## Work to do
Write the records out again exactly, leaving no images in.

## Stored data
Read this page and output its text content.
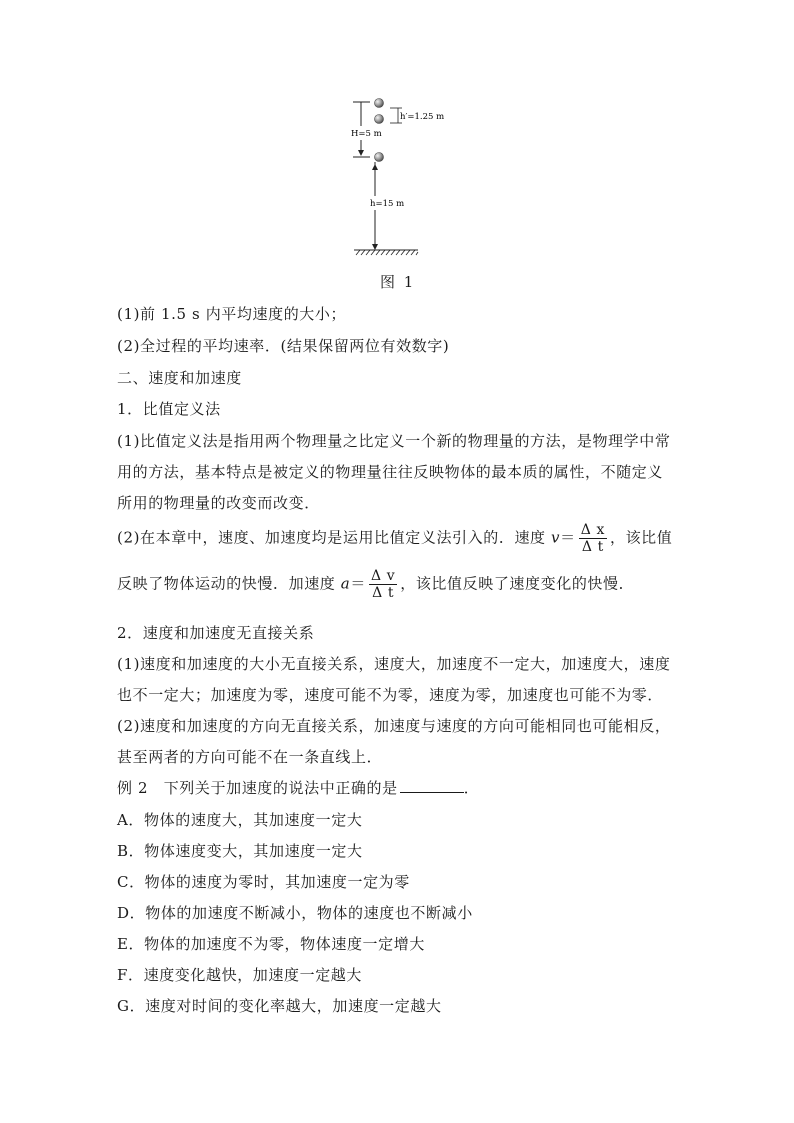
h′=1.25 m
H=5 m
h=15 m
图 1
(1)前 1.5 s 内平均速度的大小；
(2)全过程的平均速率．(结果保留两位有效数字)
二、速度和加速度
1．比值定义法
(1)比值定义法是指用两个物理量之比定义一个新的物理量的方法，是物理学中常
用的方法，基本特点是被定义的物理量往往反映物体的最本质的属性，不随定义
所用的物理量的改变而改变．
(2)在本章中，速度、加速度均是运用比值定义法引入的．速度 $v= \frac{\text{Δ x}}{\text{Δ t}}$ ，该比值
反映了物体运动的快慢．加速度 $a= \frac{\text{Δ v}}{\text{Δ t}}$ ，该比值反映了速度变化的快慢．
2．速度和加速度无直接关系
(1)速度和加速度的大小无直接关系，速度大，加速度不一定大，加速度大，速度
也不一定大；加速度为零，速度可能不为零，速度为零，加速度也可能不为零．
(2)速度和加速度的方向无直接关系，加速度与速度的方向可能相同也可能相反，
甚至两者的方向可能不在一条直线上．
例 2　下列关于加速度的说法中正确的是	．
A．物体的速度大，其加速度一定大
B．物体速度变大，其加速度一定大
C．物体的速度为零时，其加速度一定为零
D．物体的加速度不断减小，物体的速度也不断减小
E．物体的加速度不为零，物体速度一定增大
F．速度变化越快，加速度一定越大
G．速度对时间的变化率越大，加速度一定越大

## Output of the task
Read this page and output its text content.
h′=1.25 m
H=5 m
h=15 m
图 1
(1)前 1.5 s 内平均速度的大小；
(2)全过程的平均速率．(结果保留两位有效数字)
二、速度和加速度
1．比值定义法
(1)比值定义法是指用两个物理量之比定义一个新的物理量的方法，是物理学中常
用的方法，基本特点是被定义的物理量往往反映物体的最本质的属性，不随定义
所用的物理量的改变而改变．
(2)在本章中，速度、加速度均是运用比值定义法引入的．速度 $v= \frac{\text{Δ x}}{\text{Δ t}}$ ，该比值
反映了物体运动的快慢．加速度 $a= \frac{\text{Δ v}}{\text{Δ t}}$ ，该比值反映了速度变化的快慢．
2．速度和加速度无直接关系
(1)速度和加速度的大小无直接关系，速度大，加速度不一定大，加速度大，速度
也不一定大；加速度为零，速度可能不为零，速度为零，加速度也可能不为零．
(2)速度和加速度的方向无直接关系，加速度与速度的方向可能相同也可能相反，
甚至两者的方向可能不在一条直线上．
例 2　下列关于加速度的说法中正确的是	．
A．物体的速度大，其加速度一定大
B．物体速度变大，其加速度一定大
C．物体的速度为零时，其加速度一定为零
D．物体的加速度不断减小，物体的速度也不断减小
E．物体的加速度不为零，物体速度一定增大
F．速度变化越快，加速度一定越大
G．速度对时间的变化率越大，加速度一定越大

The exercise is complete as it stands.